-- START --
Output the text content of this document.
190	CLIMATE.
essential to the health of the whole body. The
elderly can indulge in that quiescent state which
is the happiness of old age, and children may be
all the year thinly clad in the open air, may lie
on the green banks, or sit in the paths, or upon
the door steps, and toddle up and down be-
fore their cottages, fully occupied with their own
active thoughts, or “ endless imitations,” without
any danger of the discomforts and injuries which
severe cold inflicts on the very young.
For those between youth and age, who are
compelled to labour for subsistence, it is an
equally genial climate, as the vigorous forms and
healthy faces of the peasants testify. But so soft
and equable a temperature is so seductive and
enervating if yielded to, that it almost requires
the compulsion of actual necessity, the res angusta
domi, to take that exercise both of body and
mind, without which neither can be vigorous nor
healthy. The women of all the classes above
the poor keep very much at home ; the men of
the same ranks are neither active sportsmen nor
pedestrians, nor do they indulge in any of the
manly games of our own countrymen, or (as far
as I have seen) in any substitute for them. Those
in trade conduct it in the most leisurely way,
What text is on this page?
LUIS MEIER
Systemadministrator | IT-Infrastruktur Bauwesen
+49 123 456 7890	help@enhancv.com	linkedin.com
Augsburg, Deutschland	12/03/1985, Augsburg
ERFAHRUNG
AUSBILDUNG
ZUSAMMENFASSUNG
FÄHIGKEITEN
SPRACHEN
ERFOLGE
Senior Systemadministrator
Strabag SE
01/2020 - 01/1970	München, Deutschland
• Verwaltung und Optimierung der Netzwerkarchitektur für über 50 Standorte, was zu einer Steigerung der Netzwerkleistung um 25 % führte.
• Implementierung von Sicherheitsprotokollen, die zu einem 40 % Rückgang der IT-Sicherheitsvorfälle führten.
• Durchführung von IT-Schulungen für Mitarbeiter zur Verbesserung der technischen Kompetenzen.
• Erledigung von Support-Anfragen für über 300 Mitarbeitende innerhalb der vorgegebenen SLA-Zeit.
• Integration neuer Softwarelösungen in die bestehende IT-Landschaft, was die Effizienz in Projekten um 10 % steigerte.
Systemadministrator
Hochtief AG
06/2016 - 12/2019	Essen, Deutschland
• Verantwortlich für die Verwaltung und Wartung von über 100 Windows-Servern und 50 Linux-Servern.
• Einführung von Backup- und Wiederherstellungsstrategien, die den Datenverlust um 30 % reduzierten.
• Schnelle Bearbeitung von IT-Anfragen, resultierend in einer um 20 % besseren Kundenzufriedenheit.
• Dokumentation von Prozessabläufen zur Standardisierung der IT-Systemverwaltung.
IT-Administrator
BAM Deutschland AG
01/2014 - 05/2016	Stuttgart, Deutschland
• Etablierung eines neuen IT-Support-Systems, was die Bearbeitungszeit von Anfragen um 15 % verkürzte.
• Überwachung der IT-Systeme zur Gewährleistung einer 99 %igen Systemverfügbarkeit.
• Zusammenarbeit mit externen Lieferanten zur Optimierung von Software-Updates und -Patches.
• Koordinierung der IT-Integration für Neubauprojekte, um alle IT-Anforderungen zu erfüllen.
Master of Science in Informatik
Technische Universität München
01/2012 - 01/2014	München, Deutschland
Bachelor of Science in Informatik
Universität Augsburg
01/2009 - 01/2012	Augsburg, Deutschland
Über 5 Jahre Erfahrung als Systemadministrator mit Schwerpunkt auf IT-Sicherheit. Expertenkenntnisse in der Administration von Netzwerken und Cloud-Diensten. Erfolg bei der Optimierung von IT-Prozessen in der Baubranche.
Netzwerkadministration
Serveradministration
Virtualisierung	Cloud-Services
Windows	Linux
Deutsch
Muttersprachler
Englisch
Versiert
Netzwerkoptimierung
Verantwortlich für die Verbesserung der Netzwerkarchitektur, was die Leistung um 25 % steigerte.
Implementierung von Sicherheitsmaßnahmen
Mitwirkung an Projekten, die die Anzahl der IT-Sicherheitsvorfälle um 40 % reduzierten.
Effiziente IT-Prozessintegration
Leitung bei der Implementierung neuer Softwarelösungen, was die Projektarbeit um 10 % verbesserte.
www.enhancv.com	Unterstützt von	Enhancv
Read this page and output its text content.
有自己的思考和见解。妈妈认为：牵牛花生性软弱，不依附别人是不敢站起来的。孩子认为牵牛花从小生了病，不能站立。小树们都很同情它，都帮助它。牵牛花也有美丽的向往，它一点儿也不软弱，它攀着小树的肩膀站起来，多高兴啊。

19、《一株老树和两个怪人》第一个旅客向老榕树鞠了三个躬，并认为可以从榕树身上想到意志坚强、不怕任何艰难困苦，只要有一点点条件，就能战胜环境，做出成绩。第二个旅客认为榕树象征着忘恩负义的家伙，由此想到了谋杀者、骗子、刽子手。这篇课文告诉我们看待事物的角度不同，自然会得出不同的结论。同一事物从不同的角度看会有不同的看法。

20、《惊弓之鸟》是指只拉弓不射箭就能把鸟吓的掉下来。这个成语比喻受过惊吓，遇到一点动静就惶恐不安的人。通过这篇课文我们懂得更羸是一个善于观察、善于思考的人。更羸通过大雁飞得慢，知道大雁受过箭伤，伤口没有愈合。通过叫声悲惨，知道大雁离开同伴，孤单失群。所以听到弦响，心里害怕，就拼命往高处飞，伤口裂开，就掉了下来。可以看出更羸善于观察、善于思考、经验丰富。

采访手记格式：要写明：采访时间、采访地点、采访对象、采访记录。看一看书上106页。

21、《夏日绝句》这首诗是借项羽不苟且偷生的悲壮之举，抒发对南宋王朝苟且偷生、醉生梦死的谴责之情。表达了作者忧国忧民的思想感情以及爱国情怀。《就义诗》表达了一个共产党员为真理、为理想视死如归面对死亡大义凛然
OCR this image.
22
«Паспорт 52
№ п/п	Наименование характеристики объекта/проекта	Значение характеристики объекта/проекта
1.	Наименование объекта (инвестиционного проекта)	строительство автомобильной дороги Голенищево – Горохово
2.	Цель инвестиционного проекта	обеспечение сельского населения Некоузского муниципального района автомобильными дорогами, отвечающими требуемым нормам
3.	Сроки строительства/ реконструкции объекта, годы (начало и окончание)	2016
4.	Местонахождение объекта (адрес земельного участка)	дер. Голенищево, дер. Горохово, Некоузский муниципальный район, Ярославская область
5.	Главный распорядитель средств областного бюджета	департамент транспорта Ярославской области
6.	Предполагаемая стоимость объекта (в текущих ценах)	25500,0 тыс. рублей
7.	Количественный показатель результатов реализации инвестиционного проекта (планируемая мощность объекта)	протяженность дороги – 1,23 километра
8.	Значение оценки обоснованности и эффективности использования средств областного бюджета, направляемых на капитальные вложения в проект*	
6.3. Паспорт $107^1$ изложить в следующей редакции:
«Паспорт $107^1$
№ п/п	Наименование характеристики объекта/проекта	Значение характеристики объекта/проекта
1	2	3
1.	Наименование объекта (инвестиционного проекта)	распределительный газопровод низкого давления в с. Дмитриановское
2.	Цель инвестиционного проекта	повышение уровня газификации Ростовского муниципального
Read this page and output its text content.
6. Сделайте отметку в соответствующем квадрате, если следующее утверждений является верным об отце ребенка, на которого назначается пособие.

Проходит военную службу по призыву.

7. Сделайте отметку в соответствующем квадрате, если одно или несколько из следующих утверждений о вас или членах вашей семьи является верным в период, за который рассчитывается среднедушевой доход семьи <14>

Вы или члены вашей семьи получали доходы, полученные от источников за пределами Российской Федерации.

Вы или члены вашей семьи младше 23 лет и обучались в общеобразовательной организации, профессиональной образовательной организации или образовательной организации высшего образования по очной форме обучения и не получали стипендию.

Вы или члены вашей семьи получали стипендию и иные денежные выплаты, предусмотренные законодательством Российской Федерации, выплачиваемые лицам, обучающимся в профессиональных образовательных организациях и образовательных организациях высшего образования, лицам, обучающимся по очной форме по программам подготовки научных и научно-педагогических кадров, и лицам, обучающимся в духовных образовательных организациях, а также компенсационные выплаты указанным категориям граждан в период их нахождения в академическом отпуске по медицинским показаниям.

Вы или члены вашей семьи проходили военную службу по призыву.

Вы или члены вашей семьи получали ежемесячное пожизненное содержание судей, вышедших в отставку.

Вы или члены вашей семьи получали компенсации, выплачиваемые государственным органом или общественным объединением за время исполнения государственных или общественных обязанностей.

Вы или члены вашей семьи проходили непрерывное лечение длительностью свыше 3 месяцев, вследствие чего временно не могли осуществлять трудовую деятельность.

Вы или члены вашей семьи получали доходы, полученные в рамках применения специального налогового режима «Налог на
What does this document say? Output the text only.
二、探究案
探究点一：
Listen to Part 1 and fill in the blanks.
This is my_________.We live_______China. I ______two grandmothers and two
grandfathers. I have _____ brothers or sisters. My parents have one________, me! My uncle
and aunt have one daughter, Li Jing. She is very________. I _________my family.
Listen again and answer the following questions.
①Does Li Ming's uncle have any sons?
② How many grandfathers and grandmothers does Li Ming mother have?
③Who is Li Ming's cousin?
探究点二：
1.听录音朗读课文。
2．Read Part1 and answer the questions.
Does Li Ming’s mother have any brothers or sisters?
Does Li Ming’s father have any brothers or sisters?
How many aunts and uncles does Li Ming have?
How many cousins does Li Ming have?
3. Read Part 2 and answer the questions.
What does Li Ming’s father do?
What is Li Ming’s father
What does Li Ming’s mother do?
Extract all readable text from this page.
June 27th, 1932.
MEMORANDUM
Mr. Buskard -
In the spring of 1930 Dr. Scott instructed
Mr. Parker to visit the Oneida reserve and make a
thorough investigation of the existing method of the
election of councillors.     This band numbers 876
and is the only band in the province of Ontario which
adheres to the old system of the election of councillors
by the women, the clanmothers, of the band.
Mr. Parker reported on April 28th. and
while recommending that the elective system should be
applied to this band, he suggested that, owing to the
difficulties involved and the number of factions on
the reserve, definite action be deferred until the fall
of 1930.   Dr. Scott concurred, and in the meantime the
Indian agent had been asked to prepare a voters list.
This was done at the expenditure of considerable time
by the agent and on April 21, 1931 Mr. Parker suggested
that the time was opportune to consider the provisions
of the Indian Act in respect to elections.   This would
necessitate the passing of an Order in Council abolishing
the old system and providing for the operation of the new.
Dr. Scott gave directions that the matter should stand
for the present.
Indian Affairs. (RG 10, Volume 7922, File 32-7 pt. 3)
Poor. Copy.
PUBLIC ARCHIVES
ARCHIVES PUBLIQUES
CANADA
-- END --
Requirements: Gather each line in these records that contains the string "brothers".

Written answer:
grandfathers. I have _____ brothers or sisters. My parents have one________, me! My uncle
Does Li Ming’s mother have any brothers or sisters?
Does Li Ming’s father have any brothers or sisters?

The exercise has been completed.